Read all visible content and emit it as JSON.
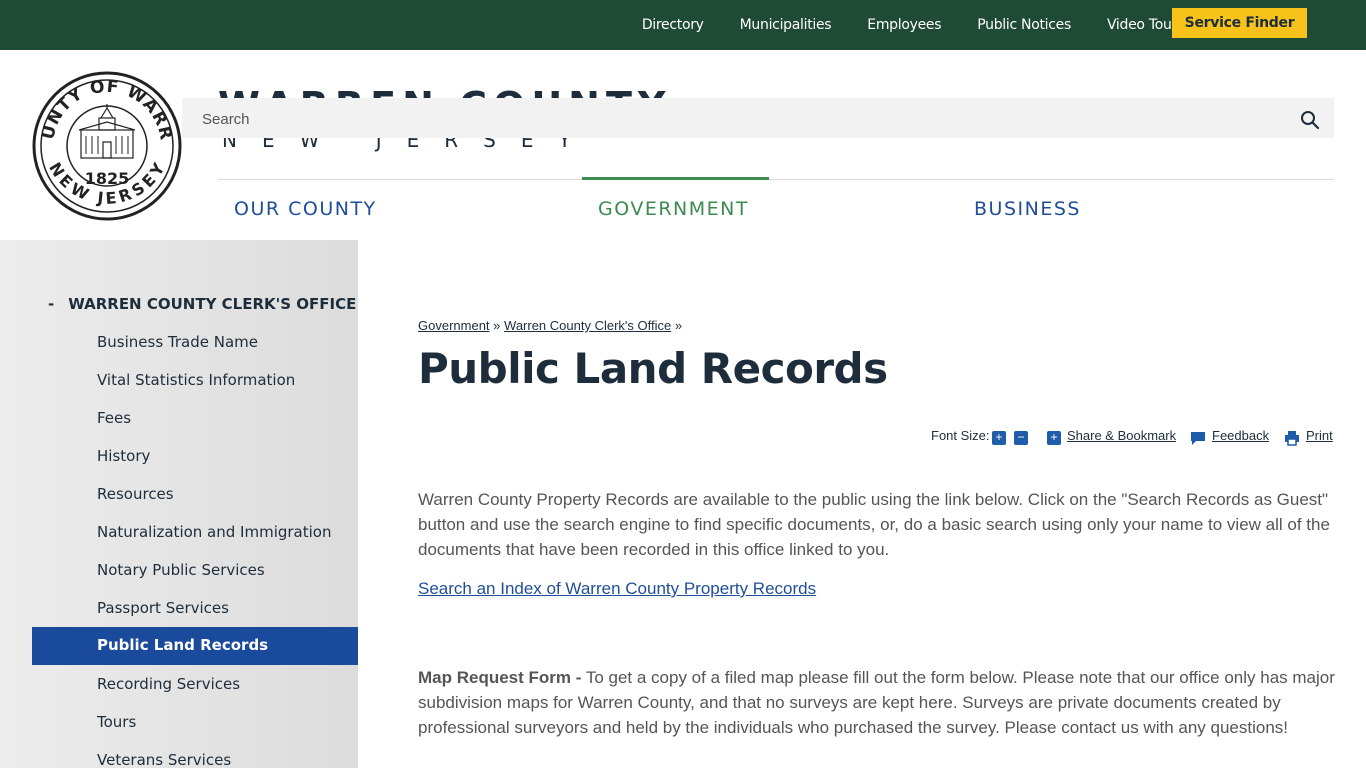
{
  "topbar": {
    "links": [
      "Directory",
      "Municipalities",
      "Employees",
      "Public Notices",
      "Video Tours"
    ],
    "service_finder": "Service Finder"
  },
  "brand": {
    "title": "WARREN COUNTY",
    "subtitle": "NEW JERSEY",
    "seal_top": "COUNTY OF WARREN",
    "seal_bottom": "NEW JERSEY",
    "seal_year": "1825"
  },
  "search": {
    "placeholder": "Search"
  },
  "mainnav": {
    "items": [
      "OUR COUNTY",
      "GOVERNMENT",
      "BUSINESS"
    ],
    "active": "GOVERNMENT"
  },
  "sidebar": {
    "heading_prefix": "-",
    "heading": "WARREN COUNTY CLERK'S OFFICE",
    "items": [
      "Business Trade Name",
      "Vital Statistics Information",
      "Fees",
      "History",
      "Resources",
      "Naturalization and Immigration",
      "Notary Public Services",
      "Passport Services",
      "Public Land Records",
      "Recording Services",
      "Tours",
      "Veterans Services"
    ],
    "active": "Public Land Records"
  },
  "breadcrumb": {
    "items": [
      "Government",
      "Warren County Clerk's Office"
    ],
    "sep": "»"
  },
  "page": {
    "title": "Public Land Records",
    "tools": {
      "font_size_label": "Font Size:",
      "plus": "+",
      "minus": "−",
      "share": "Share & Bookmark",
      "feedback": "Feedback",
      "print": "Print"
    },
    "intro": "Warren County Property Records are available to the public using the link below. Click on the \"Search Records as Guest\" button and use the search engine to find specific documents, or, do a basic search using only your name to view all of the documents that have been recorded in this office linked to you.",
    "records_link": "Search an Index of Warren County Property Records",
    "map_lead": "Map Request Form -",
    "map_text": " To get a copy of a filed map please fill out the form below. Please note that our office only has major subdivision maps for Warren County, and that no surveys are kept here. Surveys are private documents created by professional surveyors and held by the individuals who purchased the survey. Please contact us with any questions!"
  },
  "colors": {
    "topbar": "#1e4a36",
    "service_btn": "#f7c31a",
    "nav_blue": "#1f4e96",
    "nav_active": "#3e8a4f",
    "sidebar_active": "#1a4a9c"
  }
}
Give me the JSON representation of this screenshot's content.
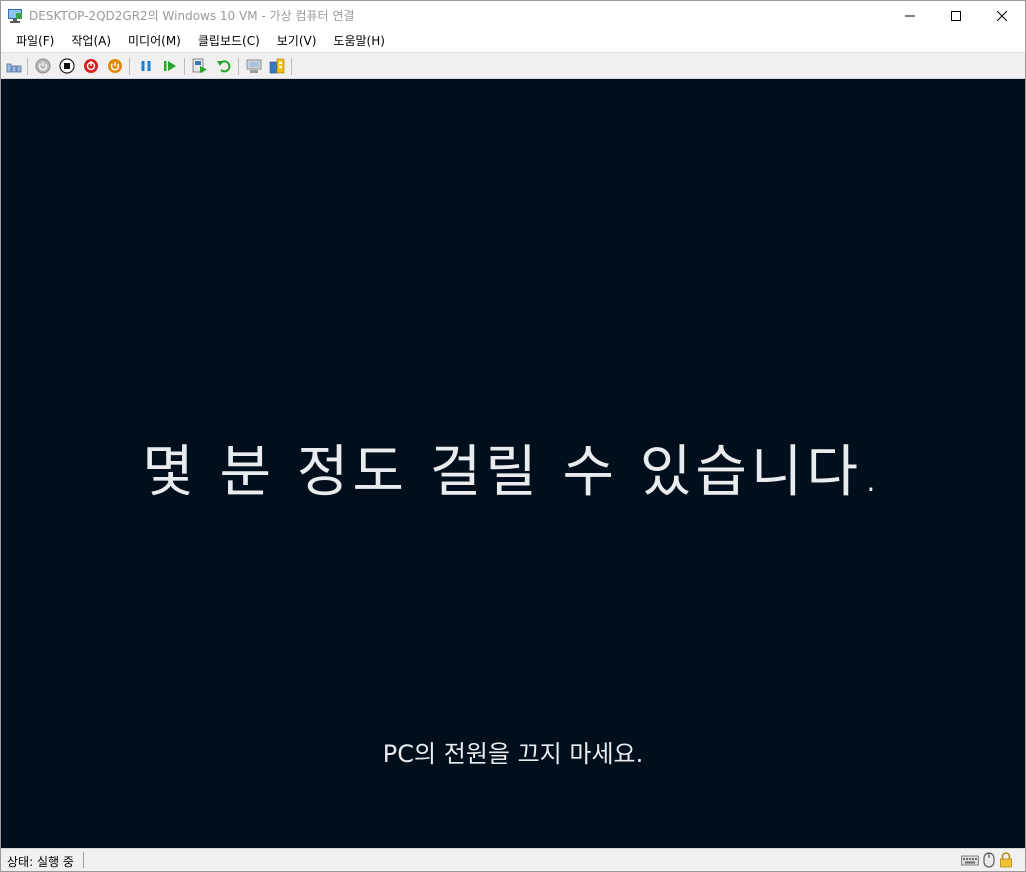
{
  "window": {
    "title": "DESKTOP-2QD2GR2의 Windows 10 VM - 가상 컴퓨터 연결",
    "controls": [
      "minimize-icon",
      "maximize-icon",
      "close-icon"
    ]
  },
  "menu": {
    "items": [
      {
        "label": "파일(F)"
      },
      {
        "label": "작업(A)"
      },
      {
        "label": "미디어(M)"
      },
      {
        "label": "클립보드(C)"
      },
      {
        "label": "보기(V)"
      },
      {
        "label": "도움말(H)"
      }
    ]
  },
  "toolbar": {
    "buttons": [
      "ctrl-alt-del-icon",
      "start-icon",
      "turn-off-icon",
      "shut-down-icon",
      "save-icon",
      "pause-icon",
      "resume-icon",
      "checkpoint-icon",
      "revert-icon",
      "enhanced-session-icon",
      "share-icon"
    ]
  },
  "vm": {
    "main_message": "몇 분 정도 걸릴 수 있습니다.",
    "sub_message": "PC의 전원을 끄지 마세요.",
    "background": "#010e1b"
  },
  "status": {
    "text": "상태: 실행 중",
    "icons": [
      "keyboard-icon",
      "mouse-icon",
      "lock-icon"
    ]
  },
  "colors": {
    "accent_red": "#d81e1e",
    "accent_orange": "#e08a00",
    "accent_blue": "#1b7fd6",
    "accent_green": "#2aa52a"
  }
}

□ □ □ □

What you need to do: Skip the pictures, then retype every line above exactly.

In response:
Read all visible content and emit it as JSON.
{
  "topbar": {
    "links": [
      "Directory",
      "Municipalities",
      "Employees",
      "Public Notices",
      "Video Tours"
    ],
    "service_finder": "Service Finder"
  },
  "brand": {
    "title": "WARREN COUNTY",
    "subtitle": "NEW JERSEY",
    "seal_top": "COUNTY OF WARREN",
    "seal_bottom": "NEW JERSEY",
    "seal_year": "1825"
  },
  "search": {
    "placeholder": "Search"
  },
  "mainnav": {
    "items": [
      "OUR COUNTY",
      "GOVERNMENT",
      "BUSINESS"
    ],
    "active": "GOVERNMENT"
  },
  "sidebar": {
    "heading_prefix": "-",
    "heading": "WARREN COUNTY CLERK'S OFFICE",
    "items": [
      "Business Trade Name",
      "Vital Statistics Information",
      "Fees",
      "History",
      "Resources",
      "Naturalization and Immigration",
      "Notary Public Services",
      "Passport Services",
      "Public Land Records",
      "Recording Services",
      "Tours",
      "Veterans Services"
    ],
    "active": "Public Land Records"
  },
  "breadcrumb": {
    "items": [
      "Government",
      "Warren County Clerk's Office"
    ],
    "sep": "»"
  },
  "page": {
    "title": "Public Land Records",
    "tools": {
      "font_size_label": "Font Size:",
      "plus": "+",
      "minus": "−",
      "share": "Share & Bookmark",
      "feedback": "Feedback",
      "print": "Print"
    },
    "intro": "Warren County Property Records are available to the public using the link below. Click on the \"Search Records as Guest\" button and use the search engine to find specific documents, or, do a basic search using only your name to view all of the documents that have been recorded in this office linked to you.",
    "records_link": "Search an Index of Warren County Property Records",
    "map_lead": "Map Request Form -",
    "map_text": " To get a copy of a filed map please fill out the form below. Please note that our office only has major subdivision maps for Warren County, and that no surveys are kept here. Surveys are private documents created by professional surveyors and held by the individuals who purchased the survey. Please contact us with any questions!"
  },
  "colors": {
    "topbar": "#1e4a36",
    "service_btn": "#f7c31a",
    "nav_blue": "#1f4e96",
    "nav_active": "#3e8a4f",
    "sidebar_active": "#1a4a9c"
  }
}
Give me the JSON representation of this screenshot's content.
{
  "window": {
    "title": "DESKTOP-2QD2GR2의 Windows 10 VM - 가상 컴퓨터 연결",
    "controls": [
      "minimize-icon",
      "maximize-icon",
      "close-icon"
    ]
  },
  "menu": {
    "items": [
      {
        "label": "파일(F)"
      },
      {
        "label": "작업(A)"
      },
      {
        "label": "미디어(M)"
      },
      {
        "label": "클립보드(C)"
      },
      {
        "label": "보기(V)"
      },
      {
        "label": "도움말(H)"
      }
    ]
  },
  "toolbar": {
    "buttons": [
      "ctrl-alt-del-icon",
      "start-icon",
      "turn-off-icon",
      "shut-down-icon",
      "save-icon",
      "pause-icon",
      "resume-icon",
      "checkpoint-icon",
      "revert-icon",
      "enhanced-session-icon",
      "share-icon"
    ]
  },
  "vm": {
    "main_message": "몇 분 정도 걸릴 수 있습니다.",
    "sub_message": "PC의 전원을 끄지 마세요.",
    "background": "#010e1b"
  },
  "status": {
    "text": "상태: 실행 중",
    "icons": [
      "keyboard-icon",
      "mouse-icon",
      "lock-icon"
    ]
  },
  "colors": {
    "accent_red": "#d81e1e",
    "accent_orange": "#e08a00",
    "accent_blue": "#1b7fd6",
    "accent_green": "#2aa52a"
  }
}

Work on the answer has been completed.